SECTION DU DOCUMENT ▸

● ● ●

La ville a sans doute connu des heures de gloire autrefois quand les métiers à tisser claquaient dans cette ville, d’envergure mondiale grâce au textile jusqu’au milieu du XXe siècle. Aujourd’hui, le commissaire Daoud traque le mal et soigne au passage les âmes. Flic clairvoyant, il éprouve le poids de votre innocence ou votre culpabilité. Il connaît Roubaix depuis son enfance. Chaque lieu lui raconte une histoire, mélange d’hier et d’aujourd’hui, lumière d’hier et noirceur d’aujourd’hui. Il l’aime comme une femme précieuse aux secrets bien cachés qui sait se dévoiler dans la lumière de l’âme. Il tente de la protéger des petits trafics minables, fraude à l’assurance, maison brûlée, cambriolages, violeur du métro, dealers, et crimes sournois. Flic charismatique, miséricordieux, silencieux, il sonde le cœur des coupables pour percer à jour leur âme. Loin de la violence et de la rage, il tente de comprendre l’humain entre lumière et ténèbres. Un jeune lieutenant apprendra beaucoup au côté de cet homme qui ne juge plus un monde au bord du chaos. Un crime sordide, la mort d’une vieille femme pour trois fois rien, remue l’âme du petit lieutenant catholique. Au bout du chemin, il nous reste la noirceur du monde ou la lumière de l’espérance.
Arnaud Desplechin s’inspire d’un fait divers réel et d’un documentaire de Mosco Boucault, Roubaix, commissariat central, affaires courantes. On y voit deux jeunes femmes avouant le crime sordide d’une vieille femme, Lucette, pour une télé, quelques produits d’entretien et une boîte de nourriture pour chiens. Sur cette base, le réalisateur construit un polar social qui explore l’âme d’une ville et de ses âmes perdues. Nous n’avons aucune haine, malgré la bêtise humaine, l’horreur pour ces deux filles perdues. Il démonte le meurtre dans une seconde partie, confrontation d’un flic habitué au pire et de deux criminelles inconscientes. Cela n’enlève rien à la noirceur et la stupidité des faits. Dans un premier temps, nous découvrons Roubaix stigmatisée comme la ville la plus pauvre de France. 75 % de la commune est classée en zone urbaine sensible et 45 % de la population vit sous le seuil de pauvreté.

● ● ●

LISTE DES DONNÉES ▸
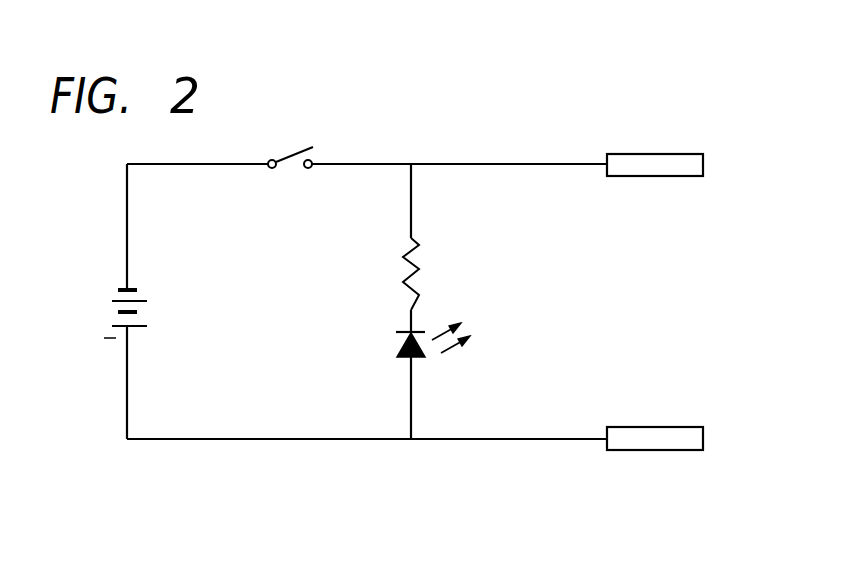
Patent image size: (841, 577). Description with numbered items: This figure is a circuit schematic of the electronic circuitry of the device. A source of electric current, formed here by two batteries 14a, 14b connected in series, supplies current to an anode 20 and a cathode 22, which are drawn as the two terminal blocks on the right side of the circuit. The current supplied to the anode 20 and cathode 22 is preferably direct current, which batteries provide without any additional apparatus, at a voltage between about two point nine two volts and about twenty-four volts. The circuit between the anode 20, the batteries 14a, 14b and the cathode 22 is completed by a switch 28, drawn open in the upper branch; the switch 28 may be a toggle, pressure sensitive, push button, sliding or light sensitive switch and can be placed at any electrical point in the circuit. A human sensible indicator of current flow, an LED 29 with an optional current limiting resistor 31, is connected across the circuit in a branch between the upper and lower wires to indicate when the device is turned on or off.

The switch 28 is at (292, 158).
The anode 20 is at (655, 153).
The cathode 22 is at (655, 451).
The battery 14a is at (113, 300).
The battery 14b is at (113, 327).
The current limiting resistor 31 is at (402, 280).
The LED 29 is at (397, 354).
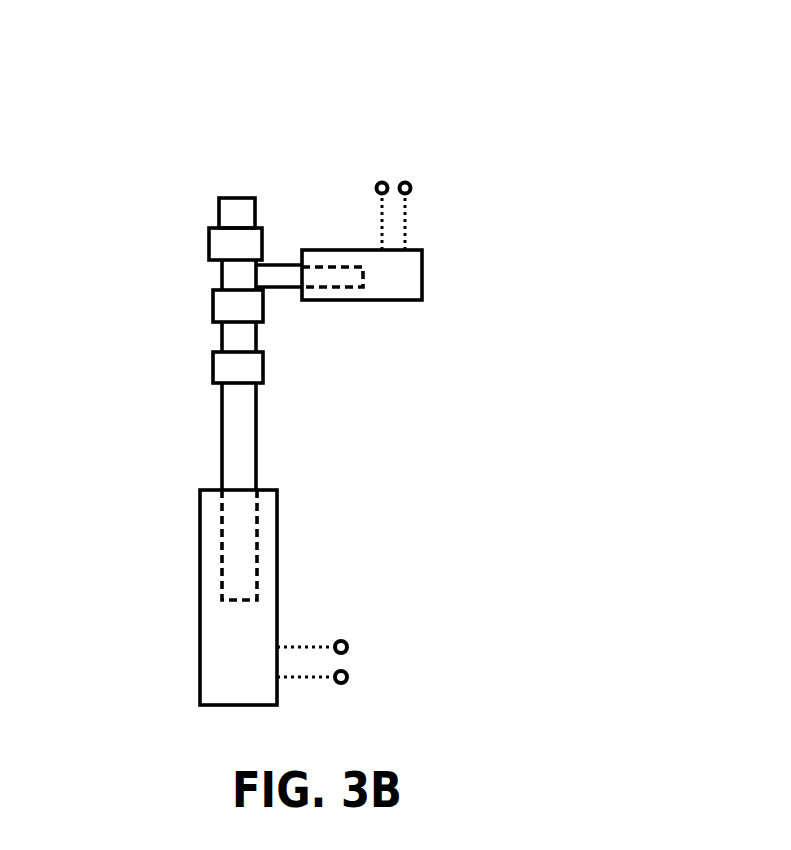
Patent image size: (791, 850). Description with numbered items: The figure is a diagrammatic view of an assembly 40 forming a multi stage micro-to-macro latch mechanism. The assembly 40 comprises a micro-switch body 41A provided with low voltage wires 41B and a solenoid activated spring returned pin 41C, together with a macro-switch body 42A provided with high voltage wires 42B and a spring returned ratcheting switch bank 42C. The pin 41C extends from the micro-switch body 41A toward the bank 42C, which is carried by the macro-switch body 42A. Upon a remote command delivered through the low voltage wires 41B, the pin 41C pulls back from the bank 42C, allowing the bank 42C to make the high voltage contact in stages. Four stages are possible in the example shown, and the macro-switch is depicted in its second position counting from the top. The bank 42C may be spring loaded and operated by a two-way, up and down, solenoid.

The assembly 40 is at (351, 96).
The micro-switch body 41A is at (420, 268).
The low voltage wires 41B is at (405, 208).
The solenoid activated spring returned pin 41C is at (282, 266).
The macro-switch body 42A is at (200, 540).
The high voltage wires 42B is at (315, 646).
The spring returned ratcheting switch bank 42C is at (222, 402).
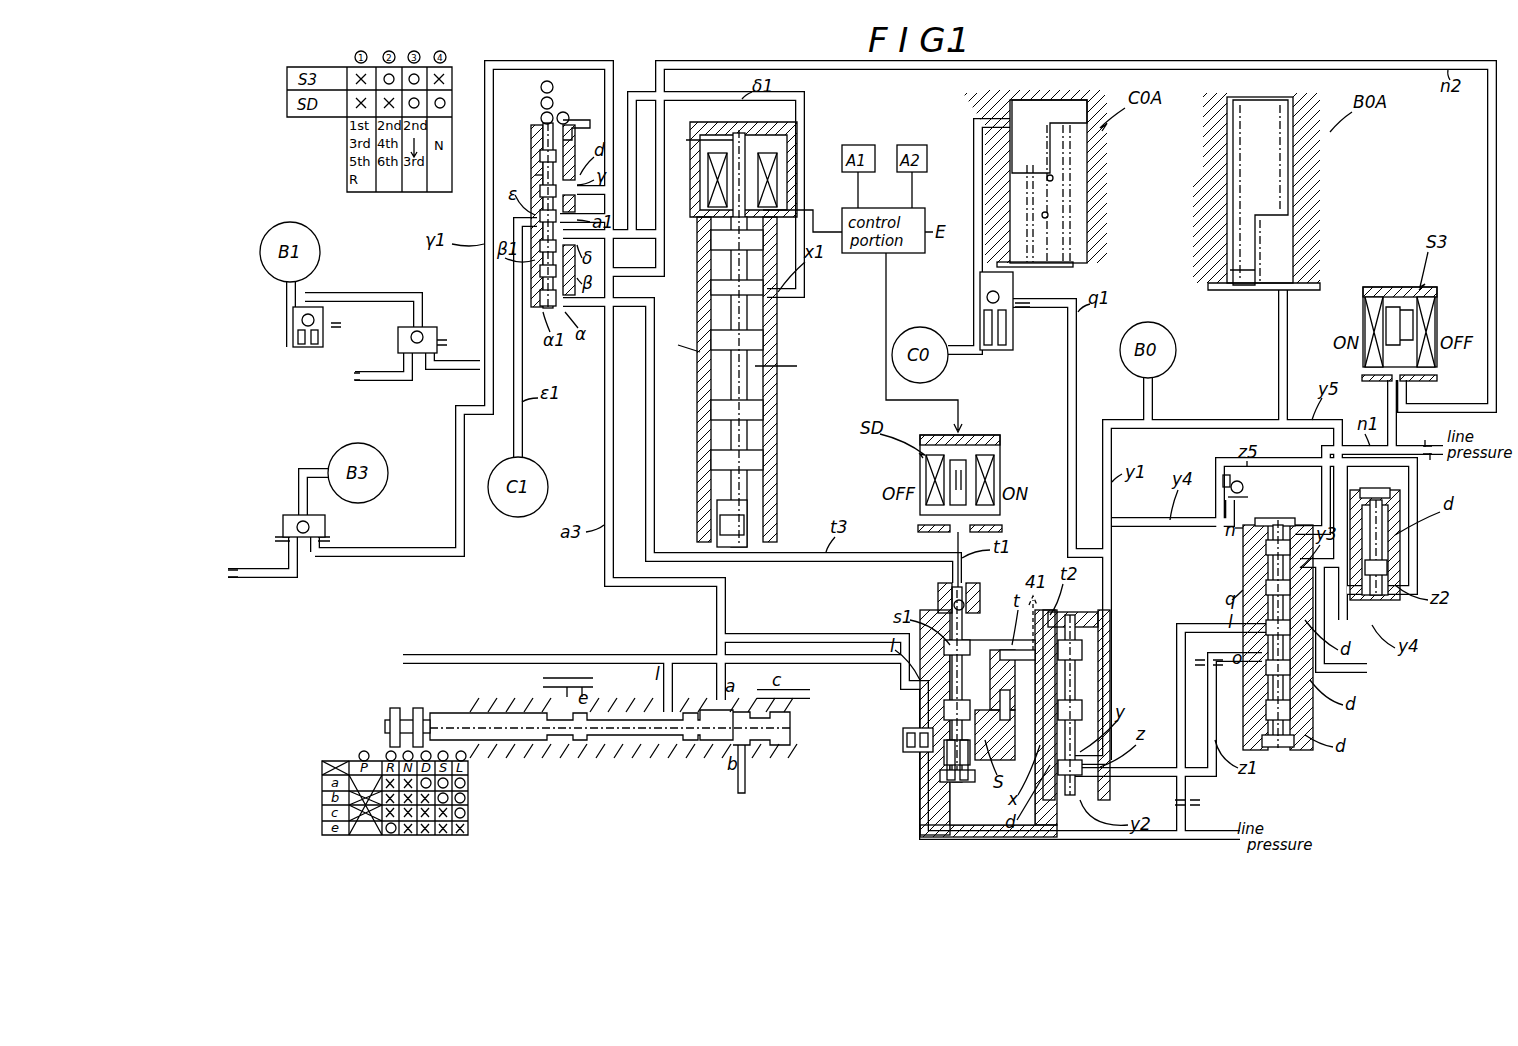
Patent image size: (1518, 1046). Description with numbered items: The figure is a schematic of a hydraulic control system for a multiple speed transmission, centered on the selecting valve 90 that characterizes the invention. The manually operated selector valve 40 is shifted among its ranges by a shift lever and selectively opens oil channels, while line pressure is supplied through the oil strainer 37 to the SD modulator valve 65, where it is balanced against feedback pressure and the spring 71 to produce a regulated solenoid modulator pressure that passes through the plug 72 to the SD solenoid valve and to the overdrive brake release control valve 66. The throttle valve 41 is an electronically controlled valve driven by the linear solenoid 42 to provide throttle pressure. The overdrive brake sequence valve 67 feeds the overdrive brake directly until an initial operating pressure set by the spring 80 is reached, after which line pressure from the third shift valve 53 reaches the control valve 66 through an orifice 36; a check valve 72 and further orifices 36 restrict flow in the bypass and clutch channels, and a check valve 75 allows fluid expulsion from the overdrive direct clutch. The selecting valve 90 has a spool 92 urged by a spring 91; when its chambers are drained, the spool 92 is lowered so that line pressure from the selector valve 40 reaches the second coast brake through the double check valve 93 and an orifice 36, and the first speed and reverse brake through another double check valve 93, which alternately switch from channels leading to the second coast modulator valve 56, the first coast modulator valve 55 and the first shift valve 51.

● ● ●

SÉRIE D'EXERCICES ▸
1) Répondez à ces questions sur le texte sur Roubaix :
(a) Depuis quand le commissaire Daoud connaît-il Roubaix ?
(b) De quel documentaire Arnaud Desplechin s'inspire-t-il ?
(c) Quelle part de la population de Roubaix vit sous le seuil de pauvreté ?
2) Prolongez le texte sur Roubaix à partir de sa dernière phrase.
Les lignes ne servent à rien dans ce travail.

RÉPONSES PAR EXERCICE ▸
1)
(a) Depuis son enfance.
(b) De Roubaix, commissariat central, affaires courantes, de Mosco Boucault.
(c) 45 %.

2)
Ce qui nous frappe, c’est l’abandon des pouvoirs publics aux portes d’un troisième millénaire qui s’annonçait plus prometteur. Le titre porte déjà en lui bien des questions : Roubaix, lumière d’hier, ville florissante, aujourd’hui abandonnée. C’est peut-être la lumière des rues sombres que le réalisateur éclaire dans une atmosphère de cinéma fantastique. C’est peut-être la lumière de l’âme que traque le commissaire Daoud comme une graine d’espérance. Cela nous ramène à la métaphysique du monde et de l’âme, chère au réalisateur. Le film doit beaucoup à la direction d’acteurs et l’interprétation sans faille du duo Léa Seydoux et Sara Forestier, impressionnantes. Nous apprécions particulièrement la confrontation et l’aveu final, plaçant les deux jeunes femmes face à l’horreur et la réalité de leurs actes.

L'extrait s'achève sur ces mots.